◆ **Material to process**:
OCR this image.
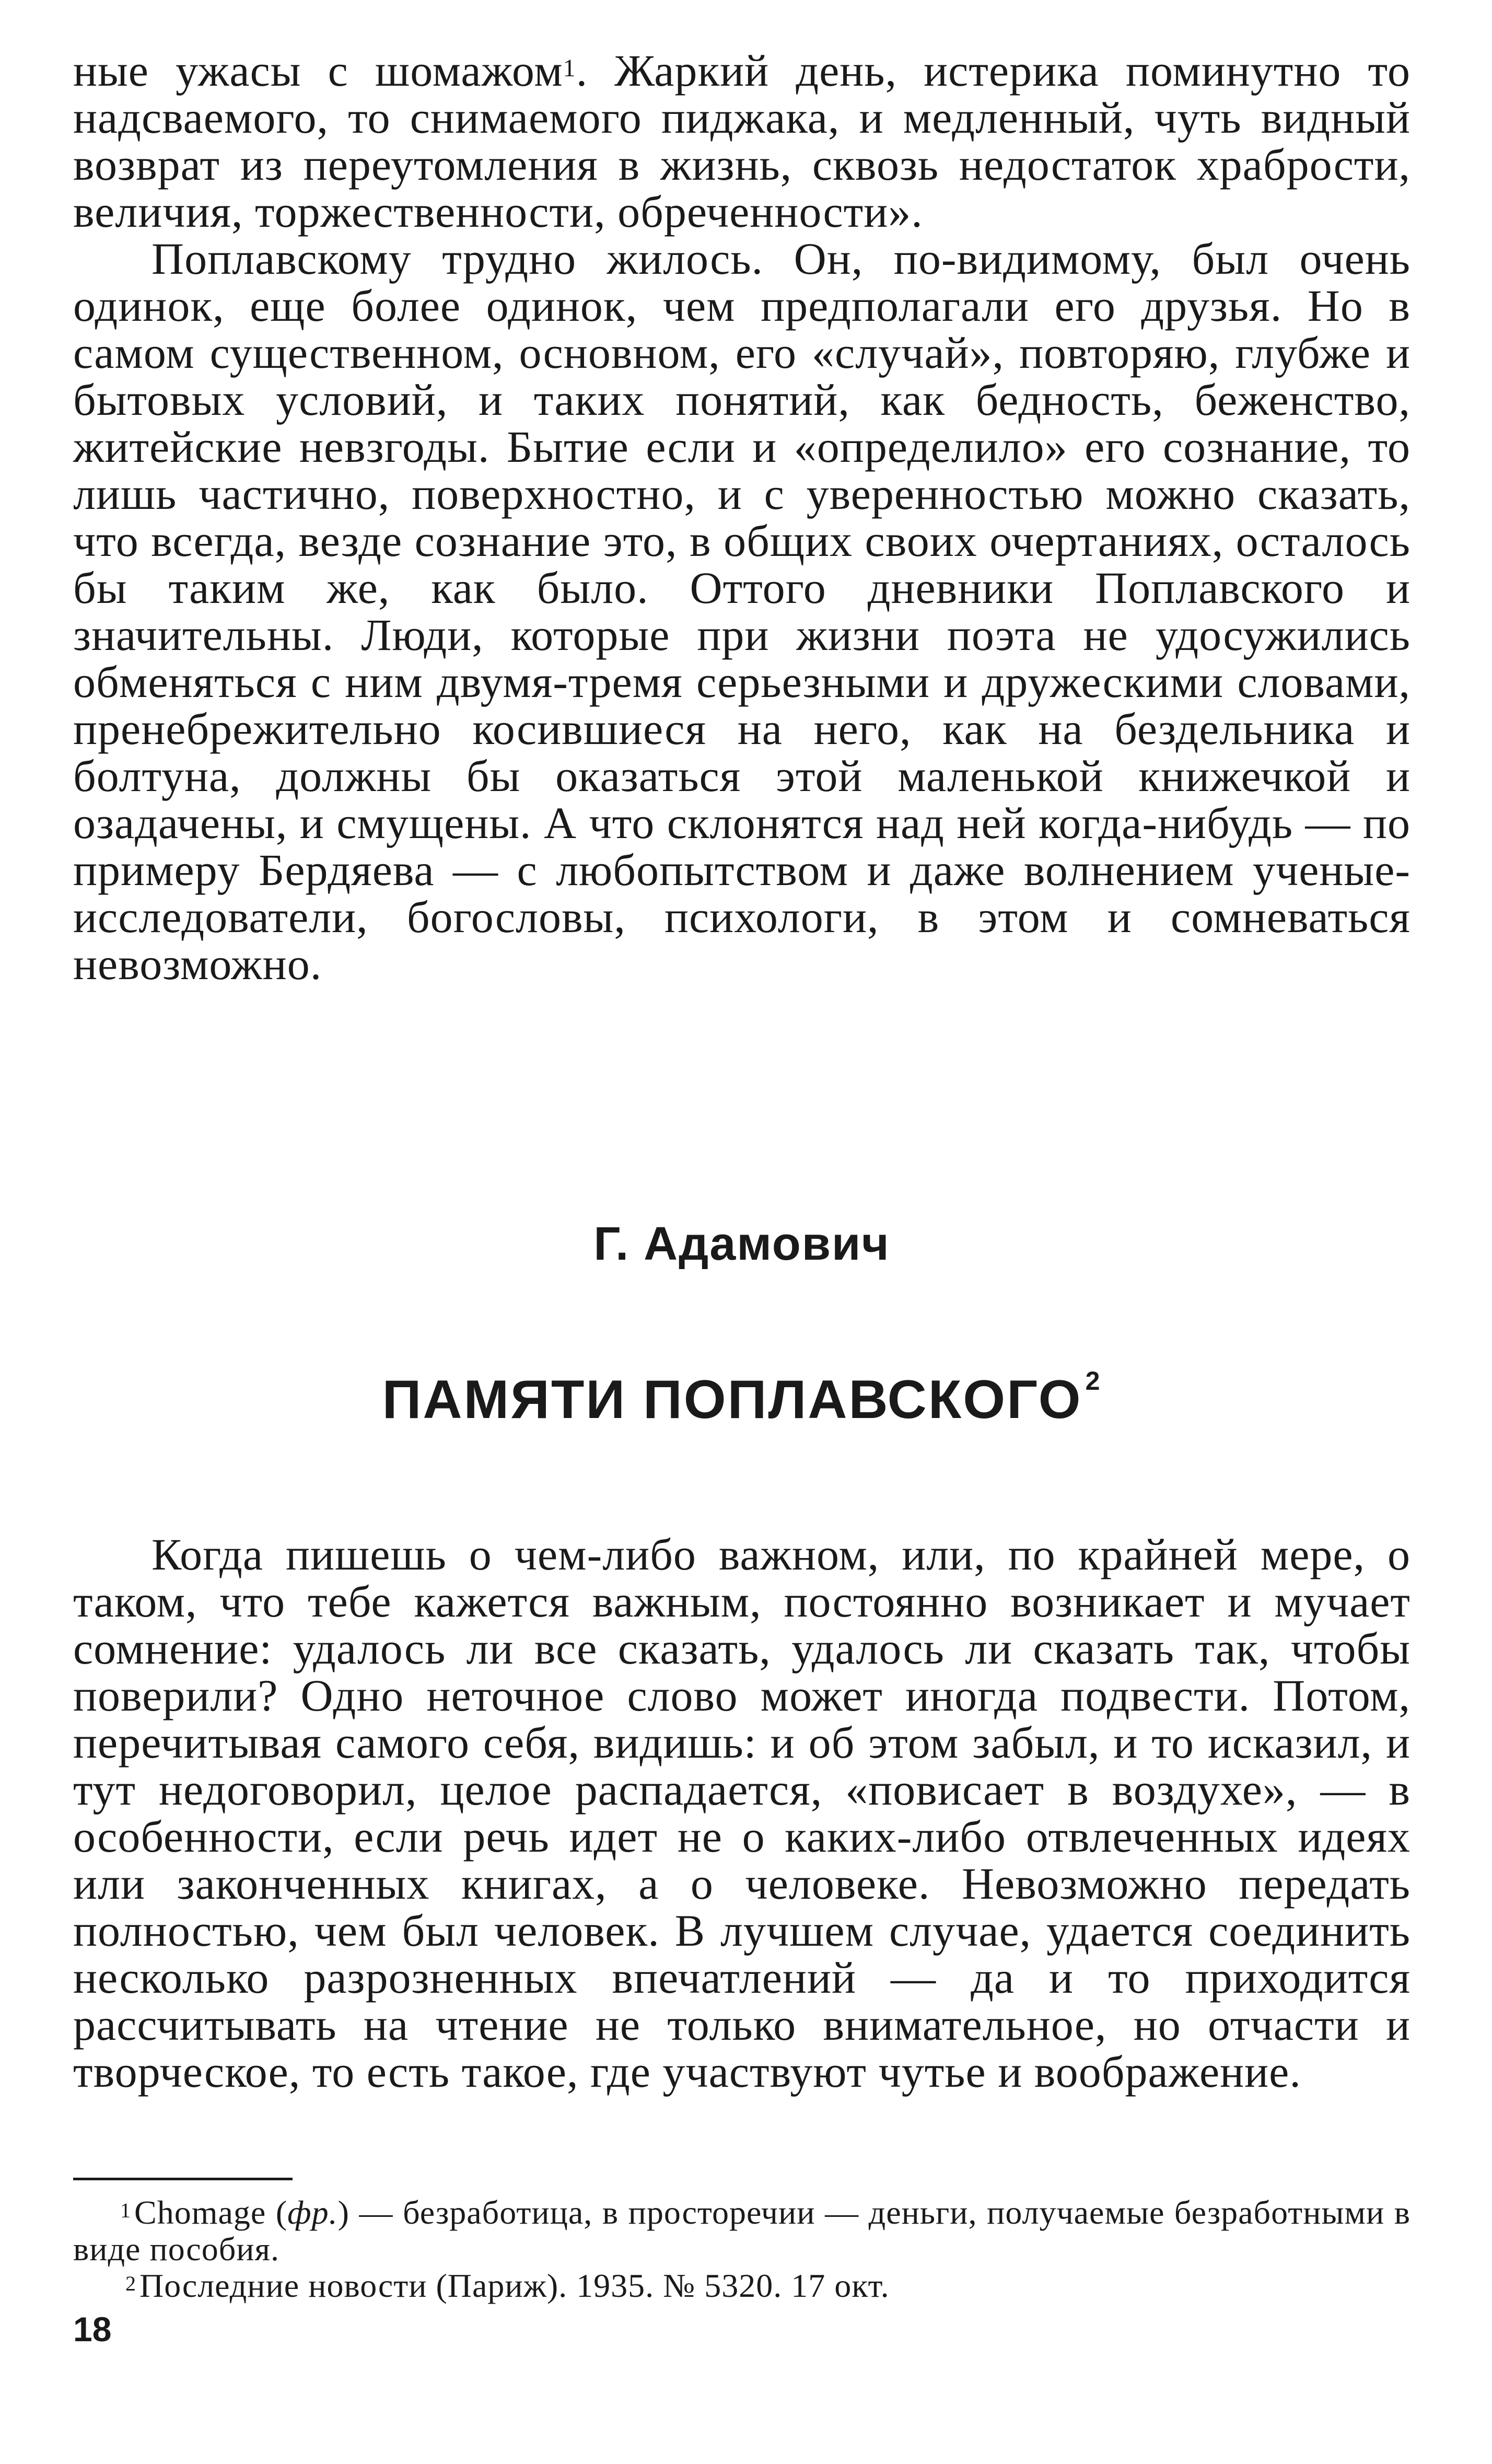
ные ужасы с шомажом$^1$. Жаркий день, истерика поминутно то надсваемого, то снимаемого пиджака, и медленный, чуть видный возврат из переутомления в жизнь, сквозь недостаток храбрости, величия, торжественности, обреченности».

Поплавскому трудно жилось. Он, по-видимому, был очень одинок, еще более одинок, чем предполагали его друзья. Но в самом существенном, основном, его «случай», повторяю, глубже и бытовых условий, и таких понятий, как бедность, беженство, житейские невзгоды. Бытие если и «определило» его сознание, то лишь частично, поверхностно, и с уверенностью можно сказать, что всегда, везде сознание это, в общих своих очертаниях, осталось бы таким же, как было. Оттого дневники Поплавского и значительны. Люди, которые при жизни поэта не удосужились обменяться с ним двумя-тремя серьезными и дружескими словами, пренебрежительно косившиеся на него, как на бездельника и болтуна, должны бы оказаться этой маленькой книжечкой и озадачены, и смущены. А что склонятся над ней когда-нибудь — по примеру Бердяева — с любопытством и даже волнением ученые-исследователи, богословы, психологи, в этом и сомневаться невозможно.

Г. Адамович
ПАМЯТИ ПОПЛАВСКОГО $^2$

Когда пишешь о чем-либо важном, или, по крайней мере, о таком, что тебе кажется важным, постоянно возникает и мучает сомнение: удалось ли все сказать, удалось ли сказать так, чтобы поверили? Одно неточное слово может иногда подвести. Потом, перечитывая самого себя, видишь: и об этом забыл, и то исказил, и тут недоговорил, целое распадается, «повисает в воздухе», — в особенности, если речь идет не о каких-либо отвлеченных идеях или законченных книгах, а о человеке. Невозможно передать полностью, чем был человек. В лучшем случае, удается соединить несколько разрозненных впечатлений — да и то приходится рассчитывать на чтение не только внимательное, но отчасти и творческое, то есть такое, где участвуют чутье и воображение.

$^1$Chomage (фр.) — безработица, в просторечии — деньги, получаемые безработными в виде пособия.

$^2$Последние новости (Париж). 1935. № 5320. 17 окт.

18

◆ **Task statement**:
Reproduce the entries above exactly. Do not include the images.

◆ **Solution to the problem**:
OCR this image.
ные ужасы с шомажом$^1$. Жаркий день, истерика поминутно то надсваемого, то снимаемого пиджака, и медленный, чуть видный возврат из переутомления в жизнь, сквозь недостаток храбрости, величия, торжественности, обреченности».

Поплавскому трудно жилось. Он, по-видимому, был очень одинок, еще более одинок, чем предполагали его друзья. Но в самом существенном, основном, его «случай», повторяю, глубже и бытовых условий, и таких понятий, как бедность, беженство, житейские невзгоды. Бытие если и «определило» его сознание, то лишь частично, поверхностно, и с уверенностью можно сказать, что всегда, везде сознание это, в общих своих очертаниях, осталось бы таким же, как было. Оттого дневники Поплавского и значительны. Люди, которые при жизни поэта не удосужились обменяться с ним двумя-тремя серьезными и дружескими словами, пренебрежительно косившиеся на него, как на бездельника и болтуна, должны бы оказаться этой маленькой книжечкой и озадачены, и смущены. А что склонятся над ней когда-нибудь — по примеру Бердяева — с любопытством и даже волнением ученые-исследователи, богословы, психологи, в этом и сомневаться невозможно.

Г. Адамович
ПАМЯТИ ПОПЛАВСКОГО $^2$

Когда пишешь о чем-либо важном, или, по крайней мере, о таком, что тебе кажется важным, постоянно возникает и мучает сомнение: удалось ли все сказать, удалось ли сказать так, чтобы поверили? Одно неточное слово может иногда подвести. Потом, перечитывая самого себя, видишь: и об этом забыл, и то исказил, и тут недоговорил, целое распадается, «повисает в воздухе», — в особенности, если речь идет не о каких-либо отвлеченных идеях или законченных книгах, а о человеке. Невозможно передать полностью, чем был человек. В лучшем случае, удается соединить несколько разрозненных впечатлений — да и то приходится рассчитывать на чтение не только внимательное, но отчасти и творческое, то есть такое, где участвуют чутье и воображение.

$^1$Chomage (фр.) — безработица, в просторечии — деньги, получаемые безработными в виде пособия.

$^2$Последние новости (Париж). 1935. № 5320. 17 окт.

18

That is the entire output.